> [Given exercise]: Rewrite all of the material below as a numbered list with one line per number, leaving out any blank lines.

> [Source material]:
-------------------------

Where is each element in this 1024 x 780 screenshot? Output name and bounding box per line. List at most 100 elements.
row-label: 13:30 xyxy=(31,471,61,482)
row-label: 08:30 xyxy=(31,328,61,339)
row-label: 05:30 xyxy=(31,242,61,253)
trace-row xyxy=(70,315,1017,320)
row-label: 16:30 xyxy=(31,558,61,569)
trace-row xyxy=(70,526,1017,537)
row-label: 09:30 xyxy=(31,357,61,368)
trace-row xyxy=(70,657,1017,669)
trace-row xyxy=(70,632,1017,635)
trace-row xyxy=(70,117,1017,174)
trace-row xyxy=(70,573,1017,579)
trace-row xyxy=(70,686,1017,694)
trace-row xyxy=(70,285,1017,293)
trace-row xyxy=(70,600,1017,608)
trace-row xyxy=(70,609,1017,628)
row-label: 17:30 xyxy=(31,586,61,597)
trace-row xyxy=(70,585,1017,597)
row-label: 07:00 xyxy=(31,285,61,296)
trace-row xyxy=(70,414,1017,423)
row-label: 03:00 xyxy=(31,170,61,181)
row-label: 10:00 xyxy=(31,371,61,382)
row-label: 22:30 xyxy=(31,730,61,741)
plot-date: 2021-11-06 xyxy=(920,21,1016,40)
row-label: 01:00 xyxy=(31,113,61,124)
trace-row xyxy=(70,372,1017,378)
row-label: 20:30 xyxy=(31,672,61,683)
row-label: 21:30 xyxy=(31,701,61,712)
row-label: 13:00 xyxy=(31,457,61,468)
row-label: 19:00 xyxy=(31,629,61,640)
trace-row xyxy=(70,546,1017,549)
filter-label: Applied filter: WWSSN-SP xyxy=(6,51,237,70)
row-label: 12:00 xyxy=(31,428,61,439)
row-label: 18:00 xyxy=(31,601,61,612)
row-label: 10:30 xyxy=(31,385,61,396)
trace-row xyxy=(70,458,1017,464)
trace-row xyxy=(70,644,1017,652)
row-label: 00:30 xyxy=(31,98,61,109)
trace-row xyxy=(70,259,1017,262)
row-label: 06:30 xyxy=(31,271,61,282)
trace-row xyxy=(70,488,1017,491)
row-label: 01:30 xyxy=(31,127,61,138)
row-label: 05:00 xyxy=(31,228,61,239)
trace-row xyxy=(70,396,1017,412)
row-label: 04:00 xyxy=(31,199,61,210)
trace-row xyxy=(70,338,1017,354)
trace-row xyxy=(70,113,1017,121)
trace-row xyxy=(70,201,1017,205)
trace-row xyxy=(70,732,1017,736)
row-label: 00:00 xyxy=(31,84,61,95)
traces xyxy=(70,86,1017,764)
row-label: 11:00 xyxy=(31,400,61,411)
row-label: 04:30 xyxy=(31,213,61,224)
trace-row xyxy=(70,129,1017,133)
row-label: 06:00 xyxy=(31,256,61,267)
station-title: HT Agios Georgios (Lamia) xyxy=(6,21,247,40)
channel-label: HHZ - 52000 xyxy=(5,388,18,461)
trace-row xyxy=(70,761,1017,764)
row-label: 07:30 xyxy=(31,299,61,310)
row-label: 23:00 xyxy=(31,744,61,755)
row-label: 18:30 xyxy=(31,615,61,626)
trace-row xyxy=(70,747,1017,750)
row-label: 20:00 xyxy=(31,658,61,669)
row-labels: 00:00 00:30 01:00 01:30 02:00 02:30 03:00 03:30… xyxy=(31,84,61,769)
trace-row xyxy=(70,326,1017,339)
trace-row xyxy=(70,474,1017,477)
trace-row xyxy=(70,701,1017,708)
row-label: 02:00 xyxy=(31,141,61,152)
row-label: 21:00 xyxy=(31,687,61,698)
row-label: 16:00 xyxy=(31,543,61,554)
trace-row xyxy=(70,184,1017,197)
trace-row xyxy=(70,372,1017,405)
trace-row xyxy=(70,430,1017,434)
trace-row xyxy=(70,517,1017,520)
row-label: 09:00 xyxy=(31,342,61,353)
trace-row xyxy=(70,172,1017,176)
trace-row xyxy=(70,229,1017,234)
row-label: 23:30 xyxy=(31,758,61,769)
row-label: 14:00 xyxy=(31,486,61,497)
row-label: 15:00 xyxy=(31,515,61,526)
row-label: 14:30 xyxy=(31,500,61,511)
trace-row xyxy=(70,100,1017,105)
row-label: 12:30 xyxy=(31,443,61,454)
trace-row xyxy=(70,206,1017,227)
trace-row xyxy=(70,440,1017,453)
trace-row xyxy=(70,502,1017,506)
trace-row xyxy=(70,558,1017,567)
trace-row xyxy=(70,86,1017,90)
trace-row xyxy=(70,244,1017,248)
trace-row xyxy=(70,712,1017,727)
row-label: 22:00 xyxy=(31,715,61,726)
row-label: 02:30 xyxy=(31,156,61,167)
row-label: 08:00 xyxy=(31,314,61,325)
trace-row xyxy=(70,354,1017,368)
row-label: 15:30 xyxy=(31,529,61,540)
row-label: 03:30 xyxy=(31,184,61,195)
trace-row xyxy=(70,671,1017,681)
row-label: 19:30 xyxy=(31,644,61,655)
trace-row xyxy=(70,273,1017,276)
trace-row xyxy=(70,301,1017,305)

-------------------------

> [Written response]:
1. Where is each element in this 1024 x 780 screenshot? Output name and bounding box per line. List at most 100 elements.
2. row-label: 13:30 xyxy=(31,471,61,482)
3. row-label: 08:30 xyxy=(31,328,61,339)
4. row-label: 05:30 xyxy=(31,242,61,253)
5. trace-row xyxy=(70,315,1017,320)
6. row-label: 16:30 xyxy=(31,558,61,569)
7. trace-row xyxy=(70,526,1017,537)
8. row-label: 09:30 xyxy=(31,357,61,368)
9. trace-row xyxy=(70,657,1017,669)
10. trace-row xyxy=(70,632,1017,635)
11. trace-row xyxy=(70,117,1017,174)
12. trace-row xyxy=(70,573,1017,579)
13. trace-row xyxy=(70,686,1017,694)
14. trace-row xyxy=(70,285,1017,293)
15. trace-row xyxy=(70,600,1017,608)
16. trace-row xyxy=(70,609,1017,628)
17. row-label: 17:30 xyxy=(31,586,61,597)
18. trace-row xyxy=(70,585,1017,597)
19. row-label: 07:00 xyxy=(31,285,61,296)
20. trace-row xyxy=(70,414,1017,423)
21. row-label: 03:00 xyxy=(31,170,61,181)
22. row-label: 10:00 xyxy=(31,371,61,382)
23. row-label: 22:30 xyxy=(31,730,61,741)
24. plot-date: 2021-11-06 xyxy=(920,21,1016,40)
25. row-label: 01:00 xyxy=(31,113,61,124)
26. trace-row xyxy=(70,372,1017,378)
27. row-label: 20:30 xyxy=(31,672,61,683)
28. row-label: 21:30 xyxy=(31,701,61,712)
29. row-label: 13:00 xyxy=(31,457,61,468)
30. row-label: 19:00 xyxy=(31,629,61,640)
31. trace-row xyxy=(70,546,1017,549)
32. filter-label: Applied filter: WWSSN-SP xyxy=(6,51,237,70)
33. row-label: 12:00 xyxy=(31,428,61,439)
34. row-label: 18:00 xyxy=(31,601,61,612)
35. row-label: 10:30 xyxy=(31,385,61,396)
36. trace-row xyxy=(70,458,1017,464)
37. trace-row xyxy=(70,644,1017,652)
38. row-label: 00:30 xyxy=(31,98,61,109)
39. trace-row xyxy=(70,259,1017,262)
40. row-label: 06:30 xyxy=(31,271,61,282)
41. trace-row xyxy=(70,488,1017,491)
42. row-label: 01:30 xyxy=(31,127,61,138)
43. row-label: 05:00 xyxy=(31,228,61,239)
44. trace-row xyxy=(70,396,1017,412)
45. row-label: 04:00 xyxy=(31,199,61,210)
46. trace-row xyxy=(70,338,1017,354)
47. trace-row xyxy=(70,113,1017,121)
48. trace-row xyxy=(70,201,1017,205)
49. trace-row xyxy=(70,732,1017,736)
50. row-label: 00:00 xyxy=(31,84,61,95)
51. traces xyxy=(70,86,1017,764)
52. row-label: 11:00 xyxy=(31,400,61,411)
53. row-label: 04:30 xyxy=(31,213,61,224)
54. trace-row xyxy=(70,129,1017,133)
55. row-label: 06:00 xyxy=(31,256,61,267)
56. station-title: HT Agios Georgios (Lamia) xyxy=(6,21,247,40)
57. channel-label: HHZ - 52000 xyxy=(5,388,18,461)
58. trace-row xyxy=(70,761,1017,764)
59. row-label: 07:30 xyxy=(31,299,61,310)
60. row-label: 23:00 xyxy=(31,744,61,755)
61. row-label: 18:30 xyxy=(31,615,61,626)
62. trace-row xyxy=(70,747,1017,750)
63. row-label: 20:00 xyxy=(31,658,61,669)
64. row-labels: 00:00 00:30 01:00 01:30 02:00 02:30 03:00 03:30… xyxy=(31,84,61,769)
65. trace-row xyxy=(70,326,1017,339)
66. trace-row xyxy=(70,474,1017,477)
67. trace-row xyxy=(70,701,1017,708)
68. row-label: 02:00 xyxy=(31,141,61,152)
69. row-label: 21:00 xyxy=(31,687,61,698)
70. row-label: 16:00 xyxy=(31,543,61,554)
71. trace-row xyxy=(70,184,1017,197)
72. trace-row xyxy=(70,372,1017,405)
73. trace-row xyxy=(70,430,1017,434)
74. trace-row xyxy=(70,517,1017,520)
75. row-label: 09:00 xyxy=(31,342,61,353)
76. trace-row xyxy=(70,172,1017,176)
77. trace-row xyxy=(70,229,1017,234)
78. row-label: 23:30 xyxy=(31,758,61,769)
79. row-label: 14:00 xyxy=(31,486,61,497)
80. row-label: 15:00 xyxy=(31,515,61,526)
81. row-label: 14:30 xyxy=(31,500,61,511)
82. trace-row xyxy=(70,100,1017,105)
83. row-label: 12:30 xyxy=(31,443,61,454)
84. trace-row xyxy=(70,206,1017,227)
85. trace-row xyxy=(70,440,1017,453)
86. trace-row xyxy=(70,502,1017,506)
87. trace-row xyxy=(70,558,1017,567)
88. trace-row xyxy=(70,86,1017,90)
89. trace-row xyxy=(70,244,1017,248)
90. trace-row xyxy=(70,712,1017,727)
91. row-label: 22:00 xyxy=(31,715,61,726)
92. row-label: 02:30 xyxy=(31,156,61,167)
93. row-label: 08:00 xyxy=(31,314,61,325)
94. trace-row xyxy=(70,354,1017,368)
95. row-label: 15:30 xyxy=(31,529,61,540)
96. row-label: 03:30 xyxy=(31,184,61,195)
97. trace-row xyxy=(70,671,1017,681)
98. row-label: 19:30 xyxy=(31,644,61,655)
99. trace-row xyxy=(70,273,1017,276)
100. trace-row xyxy=(70,301,1017,305)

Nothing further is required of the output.